• _Short task_: The entries below should be transcribed in their entirety, exactly as written.

::: Supplied material :::

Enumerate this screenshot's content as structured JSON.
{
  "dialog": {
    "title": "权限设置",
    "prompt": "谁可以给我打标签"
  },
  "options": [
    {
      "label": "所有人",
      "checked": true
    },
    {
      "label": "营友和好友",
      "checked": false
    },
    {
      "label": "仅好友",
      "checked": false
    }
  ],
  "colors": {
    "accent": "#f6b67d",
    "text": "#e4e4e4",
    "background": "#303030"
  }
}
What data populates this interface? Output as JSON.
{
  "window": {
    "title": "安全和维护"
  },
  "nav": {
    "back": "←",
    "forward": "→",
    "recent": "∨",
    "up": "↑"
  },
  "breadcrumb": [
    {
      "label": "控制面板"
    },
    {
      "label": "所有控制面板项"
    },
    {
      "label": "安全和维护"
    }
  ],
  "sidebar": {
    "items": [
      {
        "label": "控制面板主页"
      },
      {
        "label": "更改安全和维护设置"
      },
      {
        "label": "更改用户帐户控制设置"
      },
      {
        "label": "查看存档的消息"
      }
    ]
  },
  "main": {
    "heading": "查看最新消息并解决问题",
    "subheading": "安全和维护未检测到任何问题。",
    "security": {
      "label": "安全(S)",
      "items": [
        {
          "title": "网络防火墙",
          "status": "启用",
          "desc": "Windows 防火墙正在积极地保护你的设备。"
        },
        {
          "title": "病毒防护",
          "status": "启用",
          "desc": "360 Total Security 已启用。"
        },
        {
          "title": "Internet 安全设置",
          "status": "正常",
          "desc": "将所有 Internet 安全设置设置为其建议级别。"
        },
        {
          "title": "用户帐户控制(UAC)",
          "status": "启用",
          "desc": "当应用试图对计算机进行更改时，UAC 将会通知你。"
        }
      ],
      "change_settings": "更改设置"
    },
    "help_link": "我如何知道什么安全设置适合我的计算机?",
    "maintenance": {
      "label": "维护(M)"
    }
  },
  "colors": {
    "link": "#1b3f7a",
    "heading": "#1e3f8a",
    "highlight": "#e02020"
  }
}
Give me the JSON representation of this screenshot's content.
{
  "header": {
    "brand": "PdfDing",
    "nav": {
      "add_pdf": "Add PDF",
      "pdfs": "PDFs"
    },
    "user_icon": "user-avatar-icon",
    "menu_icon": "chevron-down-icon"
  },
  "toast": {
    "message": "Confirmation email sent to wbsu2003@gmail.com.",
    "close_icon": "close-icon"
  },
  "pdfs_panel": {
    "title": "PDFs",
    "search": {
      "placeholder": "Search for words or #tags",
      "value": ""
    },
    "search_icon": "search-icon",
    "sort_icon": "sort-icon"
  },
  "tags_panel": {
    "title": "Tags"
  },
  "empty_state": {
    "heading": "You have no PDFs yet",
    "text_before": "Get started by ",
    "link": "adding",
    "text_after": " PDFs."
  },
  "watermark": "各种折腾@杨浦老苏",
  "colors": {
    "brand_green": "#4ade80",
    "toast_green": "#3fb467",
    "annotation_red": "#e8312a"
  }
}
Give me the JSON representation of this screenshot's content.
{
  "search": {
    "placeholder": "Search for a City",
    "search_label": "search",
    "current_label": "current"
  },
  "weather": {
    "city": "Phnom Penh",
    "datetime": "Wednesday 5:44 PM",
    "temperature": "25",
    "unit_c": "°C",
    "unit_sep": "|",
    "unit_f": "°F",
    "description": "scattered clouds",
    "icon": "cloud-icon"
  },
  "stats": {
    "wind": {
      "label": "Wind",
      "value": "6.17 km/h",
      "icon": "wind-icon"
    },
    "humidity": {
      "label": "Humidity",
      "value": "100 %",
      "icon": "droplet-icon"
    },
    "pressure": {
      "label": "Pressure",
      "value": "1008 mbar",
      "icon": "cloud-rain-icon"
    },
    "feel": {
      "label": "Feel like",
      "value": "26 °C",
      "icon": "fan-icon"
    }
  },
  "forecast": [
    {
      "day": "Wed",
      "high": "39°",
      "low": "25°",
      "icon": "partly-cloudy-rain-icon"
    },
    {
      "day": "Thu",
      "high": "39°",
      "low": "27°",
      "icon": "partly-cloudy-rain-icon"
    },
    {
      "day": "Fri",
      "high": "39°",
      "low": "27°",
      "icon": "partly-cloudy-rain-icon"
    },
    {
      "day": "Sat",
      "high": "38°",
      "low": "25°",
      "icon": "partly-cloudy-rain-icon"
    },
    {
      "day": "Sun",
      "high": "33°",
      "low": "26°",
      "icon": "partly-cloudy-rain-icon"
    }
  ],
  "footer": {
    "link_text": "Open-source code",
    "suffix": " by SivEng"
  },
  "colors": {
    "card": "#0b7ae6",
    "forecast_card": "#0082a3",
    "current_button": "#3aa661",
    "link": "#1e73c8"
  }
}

:::

• _Solved problem_:
Enumerate this screenshot's content as structured JSON.
{
  "dialog": {
    "title": "权限设置",
    "prompt": "谁可以给我打标签"
  },
  "options": [
    {
      "label": "所有人",
      "checked": true
    },
    {
      "label": "营友和好友",
      "checked": false
    },
    {
      "label": "仅好友",
      "checked": false
    }
  ],
  "colors": {
    "accent": "#f6b67d",
    "text": "#e4e4e4",
    "background": "#303030"
  }
}
What data populates this interface? Output as JSON.
{
  "window": {
    "title": "安全和维护"
  },
  "nav": {
    "back": "←",
    "forward": "→",
    "recent": "∨",
    "up": "↑"
  },
  "breadcrumb": [
    {
      "label": "控制面板"
    },
    {
      "label": "所有控制面板项"
    },
    {
      "label": "安全和维护"
    }
  ],
  "sidebar": {
    "items": [
      {
        "label": "控制面板主页"
      },
      {
        "label": "更改安全和维护设置"
      },
      {
        "label": "更改用户帐户控制设置"
      },
      {
        "label": "查看存档的消息"
      }
    ]
  },
  "main": {
    "heading": "查看最新消息并解决问题",
    "subheading": "安全和维护未检测到任何问题。",
    "security": {
      "label": "安全(S)",
      "items": [
        {
          "title": "网络防火墙",
          "status": "启用",
          "desc": "Windows 防火墙正在积极地保护你的设备。"
        },
        {
          "title": "病毒防护",
          "status": "启用",
          "desc": "360 Total Security 已启用。"
        },
        {
          "title": "Internet 安全设置",
          "status": "正常",
          "desc": "将所有 Internet 安全设置设置为其建议级别。"
        },
        {
          "title": "用户帐户控制(UAC)",
          "status": "启用",
          "desc": "当应用试图对计算机进行更改时，UAC 将会通知你。"
        }
      ],
      "change_settings": "更改设置"
    },
    "help_link": "我如何知道什么安全设置适合我的计算机?",
    "maintenance": {
      "label": "维护(M)"
    }
  },
  "colors": {
    "link": "#1b3f7a",
    "heading": "#1e3f8a",
    "highlight": "#e02020"
  }
}
Give me the JSON representation of this screenshot's content.
{
  "header": {
    "brand": "PdfDing",
    "nav": {
      "add_pdf": "Add PDF",
      "pdfs": "PDFs"
    },
    "user_icon": "user-avatar-icon",
    "menu_icon": "chevron-down-icon"
  },
  "toast": {
    "message": "Confirmation email sent to wbsu2003@gmail.com.",
    "close_icon": "close-icon"
  },
  "pdfs_panel": {
    "title": "PDFs",
    "search": {
      "placeholder": "Search for words or #tags",
      "value": ""
    },
    "search_icon": "search-icon",
    "sort_icon": "sort-icon"
  },
  "tags_panel": {
    "title": "Tags"
  },
  "empty_state": {
    "heading": "You have no PDFs yet",
    "text_before": "Get started by ",
    "link": "adding",
    "text_after": " PDFs."
  },
  "watermark": "各种折腾@杨浦老苏",
  "colors": {
    "brand_green": "#4ade80",
    "toast_green": "#3fb467",
    "annotation_red": "#e8312a"
  }
}
Give me the JSON representation of this screenshot's content.
{
  "search": {
    "placeholder": "Search for a City",
    "search_label": "search",
    "current_label": "current"
  },
  "weather": {
    "city": "Phnom Penh",
    "datetime": "Wednesday 5:44 PM",
    "temperature": "25",
    "unit_c": "°C",
    "unit_sep": "|",
    "unit_f": "°F",
    "description": "scattered clouds",
    "icon": "cloud-icon"
  },
  "stats": {
    "wind": {
      "label": "Wind",
      "value": "6.17 km/h",
      "icon": "wind-icon"
    },
    "humidity": {
      "label": "Humidity",
      "value": "100 %",
      "icon": "droplet-icon"
    },
    "pressure": {
      "label": "Pressure",
      "value": "1008 mbar",
      "icon": "cloud-rain-icon"
    },
    "feel": {
      "label": "Feel like",
      "value": "26 °C",
      "icon": "fan-icon"
    }
  },
  "forecast": [
    {
      "day": "Wed",
      "high": "39°",
      "low": "25°",
      "icon": "partly-cloudy-rain-icon"
    },
    {
      "day": "Thu",
      "high": "39°",
      "low": "27°",
      "icon": "partly-cloudy-rain-icon"
    },
    {
      "day": "Fri",
      "high": "39°",
      "low": "27°",
      "icon": "partly-cloudy-rain-icon"
    },
    {
      "day": "Sat",
      "high": "38°",
      "low": "25°",
      "icon": "partly-cloudy-rain-icon"
    },
    {
      "day": "Sun",
      "high": "33°",
      "low": "26°",
      "icon": "partly-cloudy-rain-icon"
    }
  ],
  "footer": {
    "link_text": "Open-source code",
    "suffix": " by SivEng"
  },
  "colors": {
    "card": "#0b7ae6",
    "forecast_card": "#0082a3",
    "current_button": "#3aa661",
    "link": "#1e73c8"
  }
}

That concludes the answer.